§ **Work to complete**:
Output the material beneath this task exactly, images excluded.

>> BEGIN Extracted data

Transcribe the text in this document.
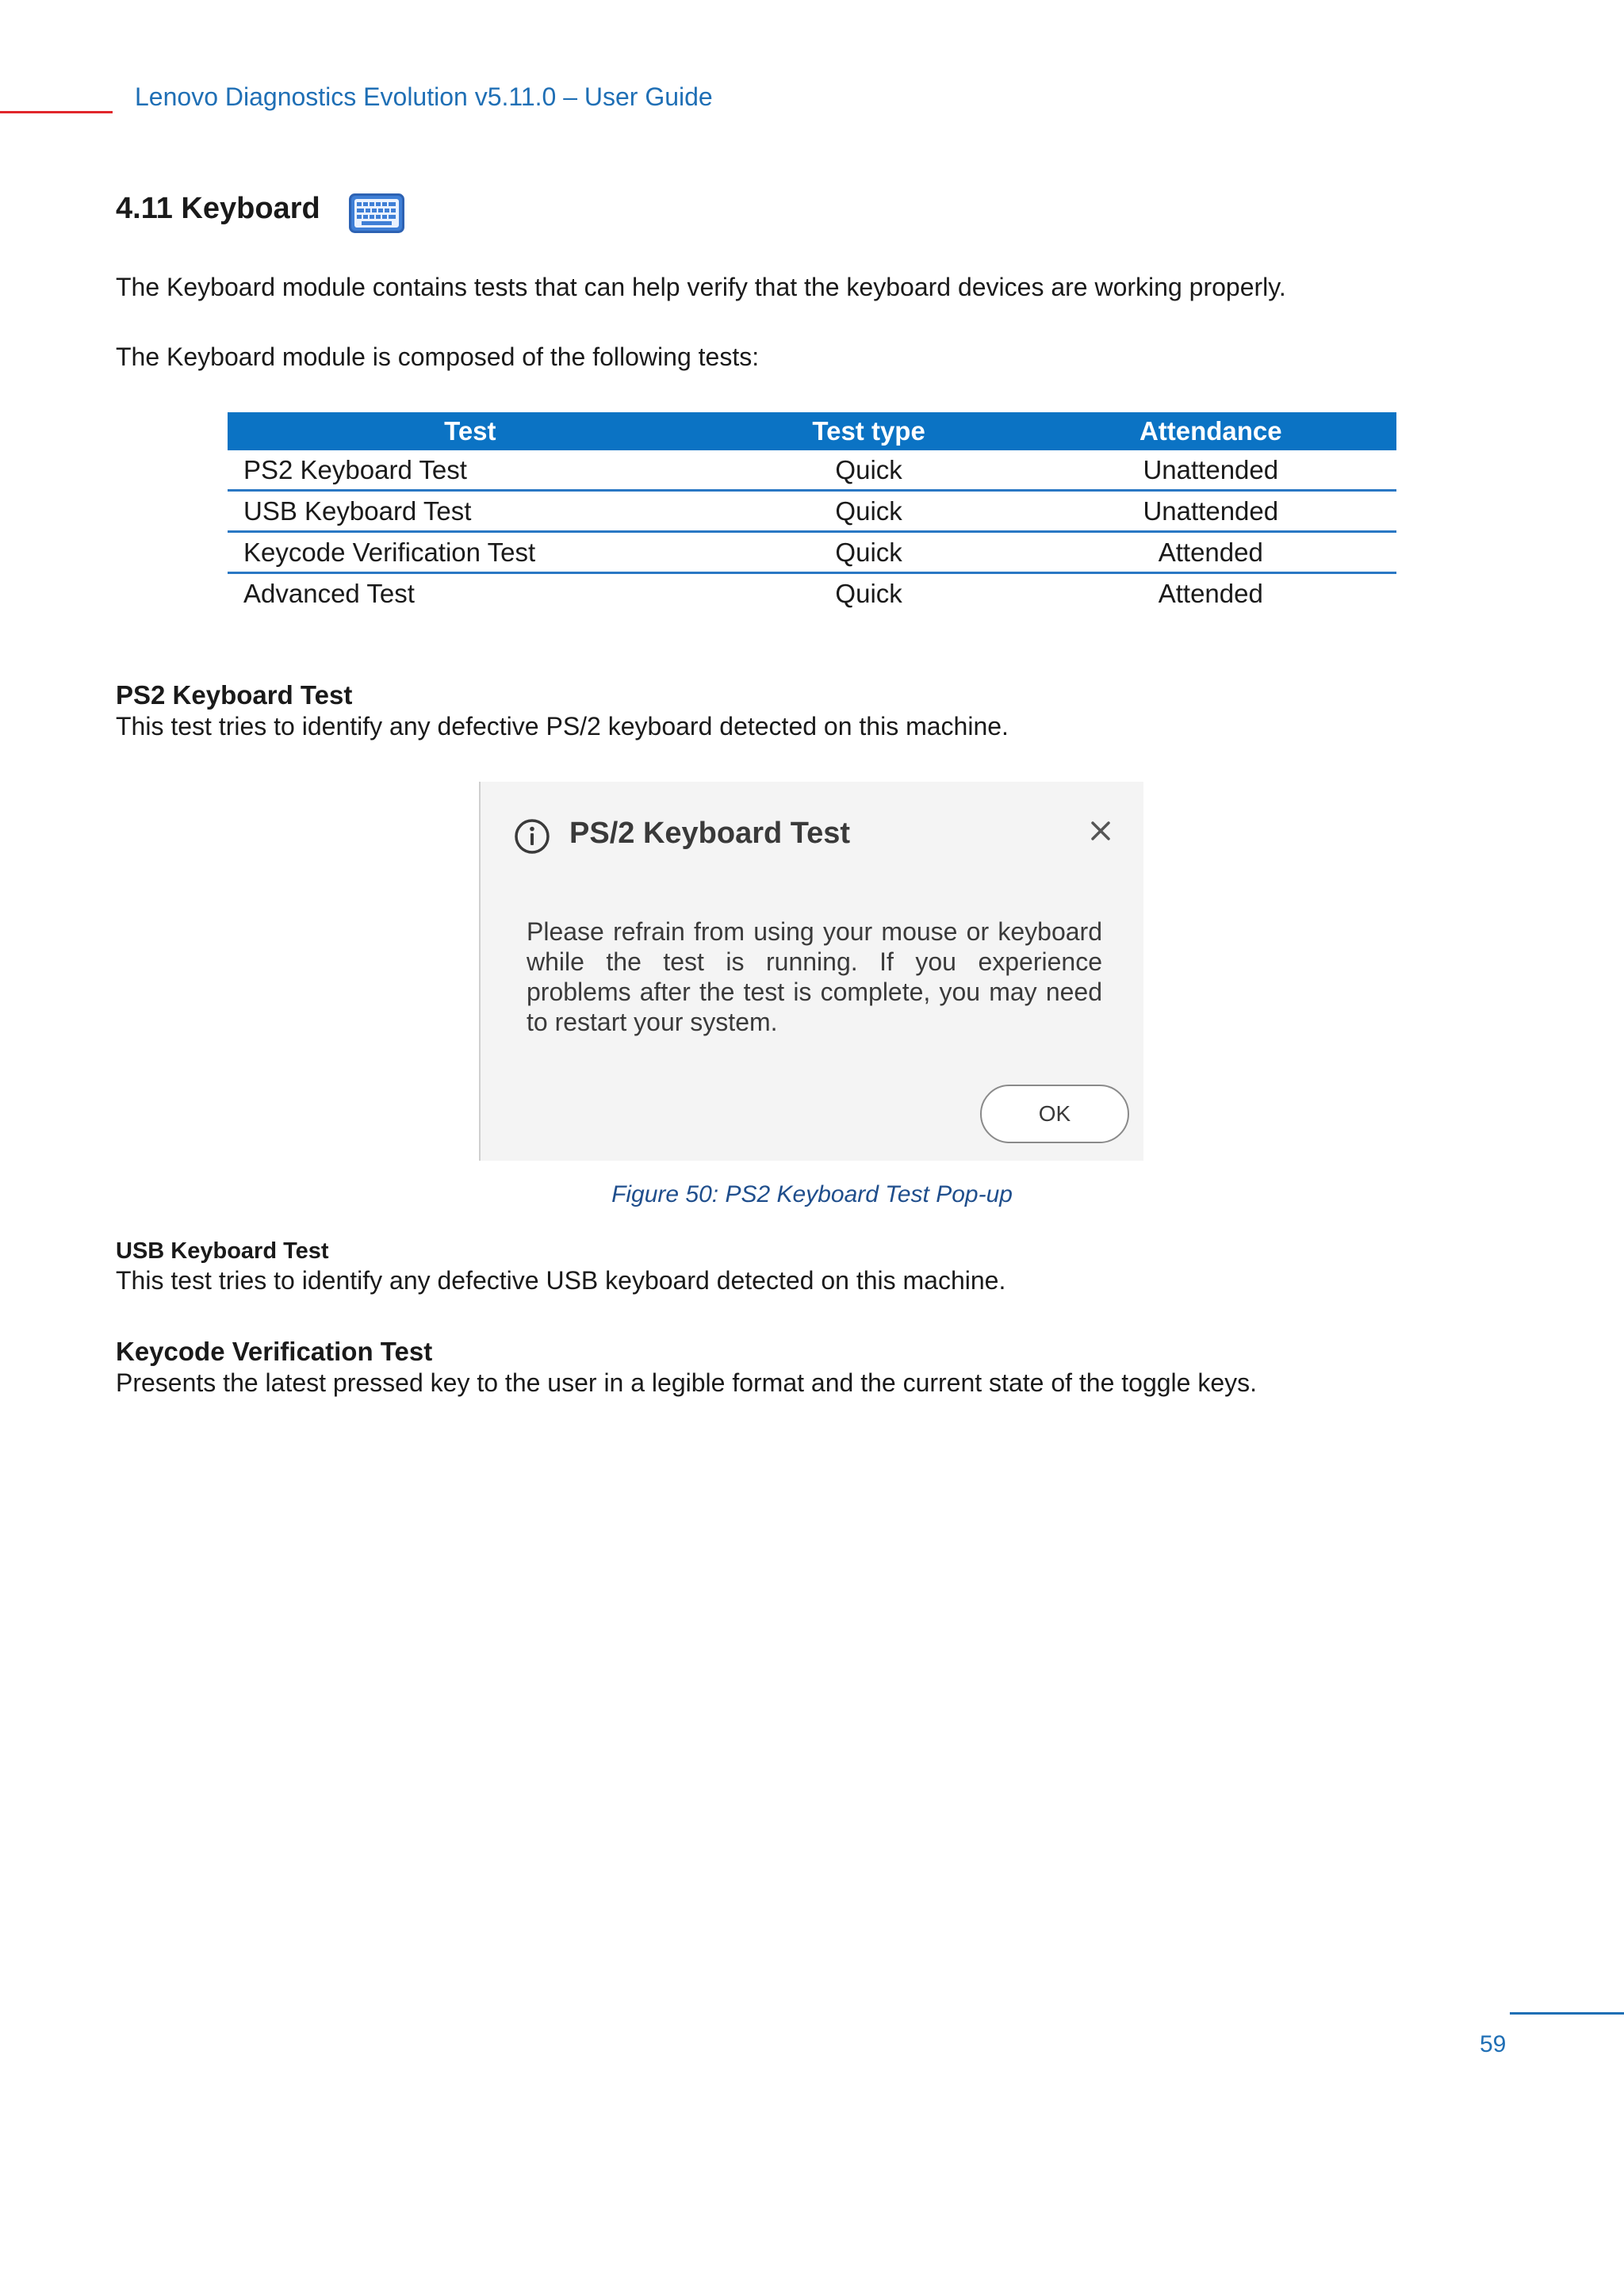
Lenovo Diagnostics Evolution v5.11.0 – User Guide
4.11 Keyboard
The Keyboard module contains tests that can help verify that the keyboard devices are working properly.
The Keyboard module is composed of the following tests:
Test	Test type	Attendance
PS2 Keyboard Test	Quick	Unattended
USB Keyboard Test	Quick	Unattended
Keycode Verification Test	Quick	Attended
Advanced Test	Quick	Attended
PS2 Keyboard Test
This test tries to identify any defective PS/2 keyboard detected on this machine.
PS/2 Keyboard Test
Please refrain from using your mouse or keyboard while the test is running. If you experience problems after the test is complete, you may need to restart your system.
OK
Figure 50: PS2 Keyboard Test Pop-up
USB Keyboard Test
This test tries to identify any defective USB keyboard detected on this machine.
Keycode Verification Test
Presents the latest pressed key to the user in a legible format and the current state of the toggle keys.
59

>> END Extracted data

§ **Response to this task**:
Transcribe the text in this document.
Lenovo Diagnostics Evolution v5.11.0 – User Guide
4.11 Keyboard
The Keyboard module contains tests that can help verify that the keyboard devices are working properly.
The Keyboard module is composed of the following tests:
Test	Test type	Attendance
PS2 Keyboard Test	Quick	Unattended
USB Keyboard Test	Quick	Unattended
Keycode Verification Test	Quick	Attended
Advanced Test	Quick	Attended
PS2 Keyboard Test
This test tries to identify any defective PS/2 keyboard detected on this machine.
PS/2 Keyboard Test
Please refrain from using your mouse or keyboard while the test is running. If you experience problems after the test is complete, you may need to restart your system.
OK
Figure 50: PS2 Keyboard Test Pop-up
USB Keyboard Test
This test tries to identify any defective USB keyboard detected on this machine.
Keycode Verification Test
Presents the latest pressed key to the user in a legible format and the current state of the toggle keys.
59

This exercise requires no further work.